RECORDS SUPPLIED start

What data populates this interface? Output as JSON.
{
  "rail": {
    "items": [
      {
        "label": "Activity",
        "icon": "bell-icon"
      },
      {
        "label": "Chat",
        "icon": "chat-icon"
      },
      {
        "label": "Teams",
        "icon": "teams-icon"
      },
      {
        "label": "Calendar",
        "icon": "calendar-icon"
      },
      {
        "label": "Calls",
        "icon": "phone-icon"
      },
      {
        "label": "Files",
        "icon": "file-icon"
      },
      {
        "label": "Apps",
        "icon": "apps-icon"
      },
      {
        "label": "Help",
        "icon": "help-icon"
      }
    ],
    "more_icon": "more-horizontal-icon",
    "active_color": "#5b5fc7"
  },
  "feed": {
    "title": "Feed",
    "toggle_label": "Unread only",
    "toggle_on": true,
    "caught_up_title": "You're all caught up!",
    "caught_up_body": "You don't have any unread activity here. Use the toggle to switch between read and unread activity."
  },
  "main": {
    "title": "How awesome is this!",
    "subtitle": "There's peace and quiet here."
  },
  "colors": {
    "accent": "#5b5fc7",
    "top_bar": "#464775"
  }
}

RECORDS SUPPLIED end

PROBLEM TO WORK ON: Extract the complete listing above, reproducing each line exactly.

EXERCISE ANSWER:
What data populates this interface? Output as JSON.
{
  "rail": {
    "items": [
      {
        "label": "Activity",
        "icon": "bell-icon"
      },
      {
        "label": "Chat",
        "icon": "chat-icon"
      },
      {
        "label": "Teams",
        "icon": "teams-icon"
      },
      {
        "label": "Calendar",
        "icon": "calendar-icon"
      },
      {
        "label": "Calls",
        "icon": "phone-icon"
      },
      {
        "label": "Files",
        "icon": "file-icon"
      },
      {
        "label": "Apps",
        "icon": "apps-icon"
      },
      {
        "label": "Help",
        "icon": "help-icon"
      }
    ],
    "more_icon": "more-horizontal-icon",
    "active_color": "#5b5fc7"
  },
  "feed": {
    "title": "Feed",
    "toggle_label": "Unread only",
    "toggle_on": true,
    "caught_up_title": "You're all caught up!",
    "caught_up_body": "You don't have any unread activity here. Use the toggle to switch between read and unread activity."
  },
  "main": {
    "title": "How awesome is this!",
    "subtitle": "There's peace and quiet here."
  },
  "colors": {
    "accent": "#5b5fc7",
    "top_bar": "#464775"
  }
}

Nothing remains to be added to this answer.